Howard Jacobson: Save us from the opinions of the young

Talk of the 'young' contributes to the idea that the 'budding rose' should supplant 'the rose full blown'

Saturday 26 February 2011 01:00

Bliss is it in this dawn to be alive, but to be young is very heaven.

Yes, a person of any age has to be cold of heart indeed not to be exhilarated by the spectacle of revolution spreading where, allowing for this or that qualm as to the consequence, the argument for revolution is compelling. Not much has changed since Wordsworth enlisted on the side of liberté, égalité, fraternité .

Revolution was then, as it is now, as it will always be, the most "pleasant exercise of hope and joy", the opportunity to change the times "in which the meagre, stale, forbidding ways of custom, law and statute" prevail, when the "budding rose" overcomes "the rose full blown", when the "inert" are "roused" and "lively natures rapt away", and the prospect beckons, almost to delirium – on second thoughts, drop the "almost" – of some new world, "not in Utopia" but here, right here, "the place where in the end /We find our happiness, or not at all".

Here, right here – and no fobbing us off with promises of what the after-life will bring. To the degree that revolutions seek changes in this life or not at all – not at all: the rejection of the hereafter could not be more complete – are they of the essence anti-religious. Which is why the smart clerics sit this part out and make their move a little later.

Let's not get too carried away by the secular nature of the revolutionary zeal engulfing the Middle East right now: the Godly are always there in the wings, waiting for the hour in which they can claim the victory as theirs and restore tyranny, only in their image. Maybe it won't happen this time – I doubt it, listening to protesters saying they don't mind what comes next, so long as the process is democratic, as though a democratically elected theocracy is somehow better than any other kind – but there's a chance. And until then, while everything is still to play for, the rapture is irresistible.

So why am I resisting it? What's wrong with me? Why aren't I stirred to "happiness unthought of"? Do I lack the fervid gene?

My precautionary scepticism has nothing to do with the whereabouts of this latest outbreak of revolutionary optimism. Egyptians and Libyans have as much right to breathe free air as Czechs and East Germans had in those heady days when we last thought it was bliss to be alive.

I was in Berlin myself when the wall came down, and listened with excitement through the night to the sound of chisels, like a million woodpeckers, finishing the job. It might not have been the beginning of the brand new world we all hoped for – it never is – but by and large things are better for the citizens of those countries than they were before. So why not for the people of the Middle East?

==================================================

**Given instruction A:** In the first block of entries, write out the part that opens with the line containing "Give bounding boxes" and closes with the line containing "bullet-text: Kvalitatívna aj", keeping both of those lines.
The column and the entries after it come from unrelated sources.

**Input records:**

==================================================

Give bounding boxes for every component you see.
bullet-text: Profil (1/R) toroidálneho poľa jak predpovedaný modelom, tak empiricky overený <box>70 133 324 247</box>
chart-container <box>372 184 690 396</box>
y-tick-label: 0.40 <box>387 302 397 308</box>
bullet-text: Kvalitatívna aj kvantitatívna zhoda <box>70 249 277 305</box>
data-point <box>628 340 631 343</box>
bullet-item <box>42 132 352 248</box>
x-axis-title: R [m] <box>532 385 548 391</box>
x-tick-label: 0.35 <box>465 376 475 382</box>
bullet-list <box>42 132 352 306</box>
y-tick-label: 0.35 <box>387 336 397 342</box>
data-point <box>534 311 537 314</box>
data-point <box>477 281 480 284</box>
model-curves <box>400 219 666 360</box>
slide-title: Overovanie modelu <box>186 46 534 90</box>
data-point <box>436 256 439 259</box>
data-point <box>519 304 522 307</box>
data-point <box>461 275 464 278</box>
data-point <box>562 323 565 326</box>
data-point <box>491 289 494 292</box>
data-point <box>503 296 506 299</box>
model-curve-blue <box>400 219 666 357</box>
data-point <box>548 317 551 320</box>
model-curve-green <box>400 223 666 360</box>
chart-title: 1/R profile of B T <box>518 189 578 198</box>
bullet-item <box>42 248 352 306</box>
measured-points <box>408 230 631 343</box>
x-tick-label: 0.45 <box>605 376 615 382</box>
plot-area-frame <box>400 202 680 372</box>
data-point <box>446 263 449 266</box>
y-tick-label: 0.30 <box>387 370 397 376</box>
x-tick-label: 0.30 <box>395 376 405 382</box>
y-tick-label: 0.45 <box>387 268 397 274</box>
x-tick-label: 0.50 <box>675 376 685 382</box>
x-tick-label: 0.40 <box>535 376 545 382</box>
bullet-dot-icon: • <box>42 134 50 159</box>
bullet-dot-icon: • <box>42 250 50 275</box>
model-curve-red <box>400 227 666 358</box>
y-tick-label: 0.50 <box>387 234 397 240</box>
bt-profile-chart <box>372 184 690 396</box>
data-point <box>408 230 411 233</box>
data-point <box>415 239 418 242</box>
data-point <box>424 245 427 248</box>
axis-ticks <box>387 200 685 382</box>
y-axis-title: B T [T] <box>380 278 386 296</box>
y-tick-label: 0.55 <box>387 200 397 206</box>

==================================================

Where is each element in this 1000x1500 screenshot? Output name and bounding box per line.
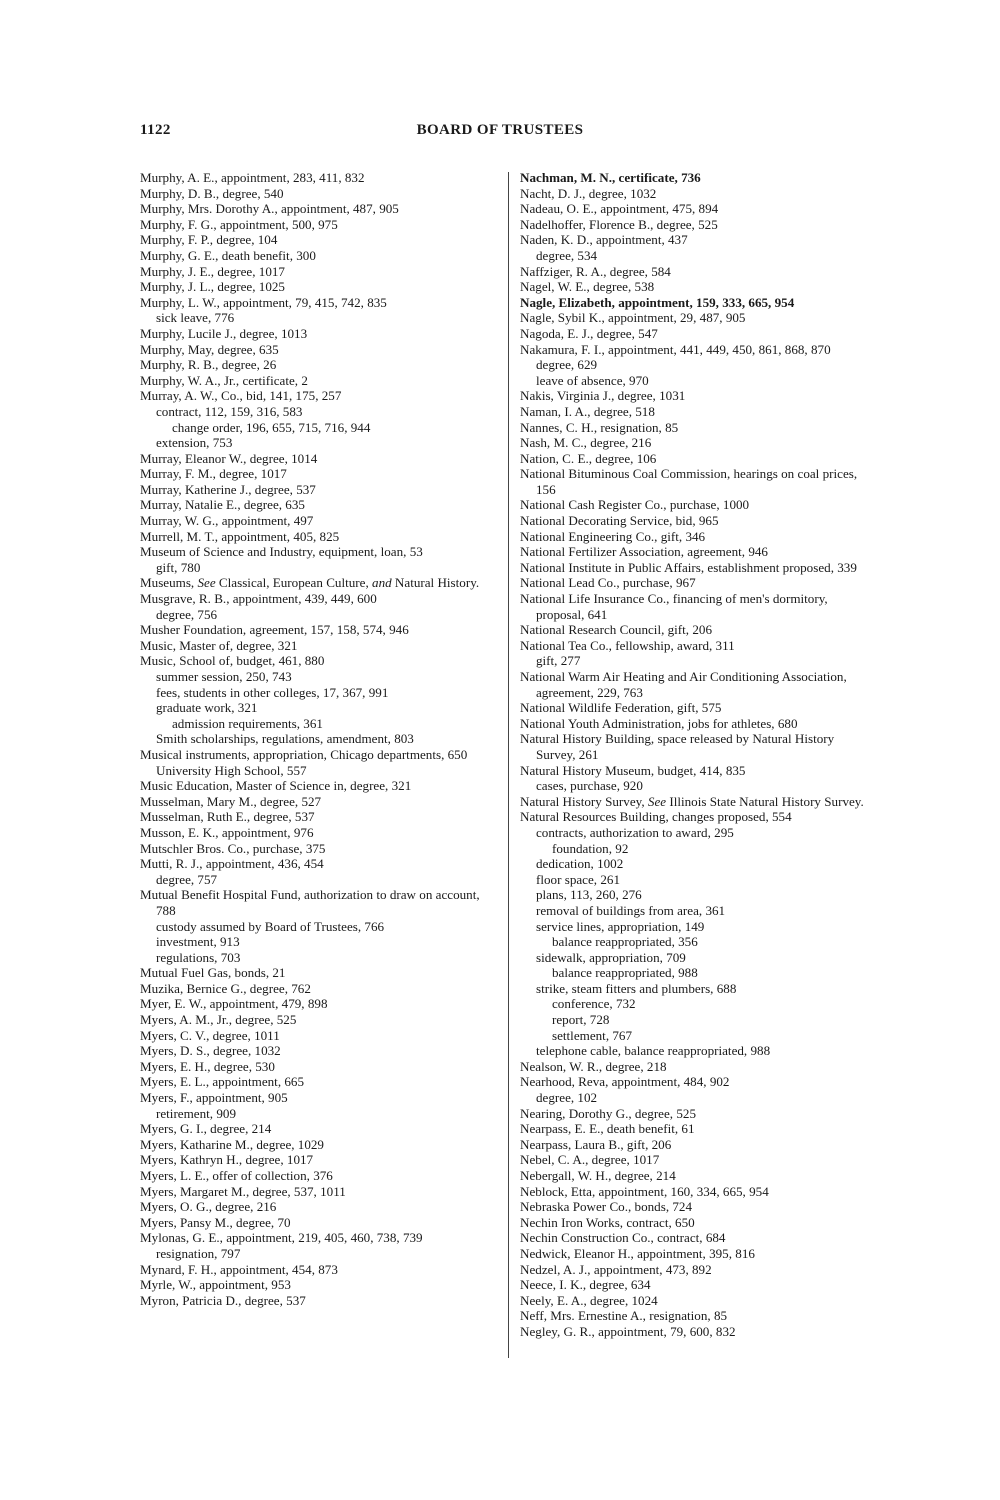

==================================================

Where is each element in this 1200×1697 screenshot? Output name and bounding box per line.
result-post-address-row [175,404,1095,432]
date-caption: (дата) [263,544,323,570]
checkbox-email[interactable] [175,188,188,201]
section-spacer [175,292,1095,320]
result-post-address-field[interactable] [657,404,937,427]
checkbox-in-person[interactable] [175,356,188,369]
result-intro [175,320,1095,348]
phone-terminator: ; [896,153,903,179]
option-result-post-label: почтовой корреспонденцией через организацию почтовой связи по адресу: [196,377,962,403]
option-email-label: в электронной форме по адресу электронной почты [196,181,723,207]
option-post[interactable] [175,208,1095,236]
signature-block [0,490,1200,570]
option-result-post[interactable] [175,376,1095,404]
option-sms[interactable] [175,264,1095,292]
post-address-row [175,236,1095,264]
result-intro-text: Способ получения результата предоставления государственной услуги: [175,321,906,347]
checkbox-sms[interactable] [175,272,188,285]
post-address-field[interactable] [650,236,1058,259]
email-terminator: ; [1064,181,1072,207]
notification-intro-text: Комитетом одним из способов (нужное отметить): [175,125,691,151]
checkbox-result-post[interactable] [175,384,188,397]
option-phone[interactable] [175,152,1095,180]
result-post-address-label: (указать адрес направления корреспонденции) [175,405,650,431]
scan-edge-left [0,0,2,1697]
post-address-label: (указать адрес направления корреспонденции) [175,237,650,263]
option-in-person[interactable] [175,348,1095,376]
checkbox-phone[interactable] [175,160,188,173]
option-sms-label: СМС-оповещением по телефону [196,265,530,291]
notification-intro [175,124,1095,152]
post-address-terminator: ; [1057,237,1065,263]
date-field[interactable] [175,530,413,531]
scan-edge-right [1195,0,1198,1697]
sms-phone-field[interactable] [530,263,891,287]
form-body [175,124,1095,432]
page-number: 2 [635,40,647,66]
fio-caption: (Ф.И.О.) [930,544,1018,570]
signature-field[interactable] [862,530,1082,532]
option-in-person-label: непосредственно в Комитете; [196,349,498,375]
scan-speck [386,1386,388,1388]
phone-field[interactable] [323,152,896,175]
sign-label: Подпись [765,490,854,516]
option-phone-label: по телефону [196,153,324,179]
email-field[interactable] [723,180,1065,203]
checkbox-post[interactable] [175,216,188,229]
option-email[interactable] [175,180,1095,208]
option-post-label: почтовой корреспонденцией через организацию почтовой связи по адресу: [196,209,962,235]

==================================================

**Given instruction B:** List every nationality or people named in the column.

**Complete output A:**
Give bounding boxes for every component you see.
bullet-text: Profil (1/R) toroidálneho poľa jak predpovedaný modelom, tak empiricky overený <box>70 133 324 247</box>
chart-container <box>372 184 690 396</box>
y-tick-label: 0.40 <box>387 302 397 308</box>
bullet-text: Kvalitatívna aj kvantitatívna zhoda <box>70 249 277 305</box>

**Complete output B:** Egyptians, Libyans, Czechs, East Germans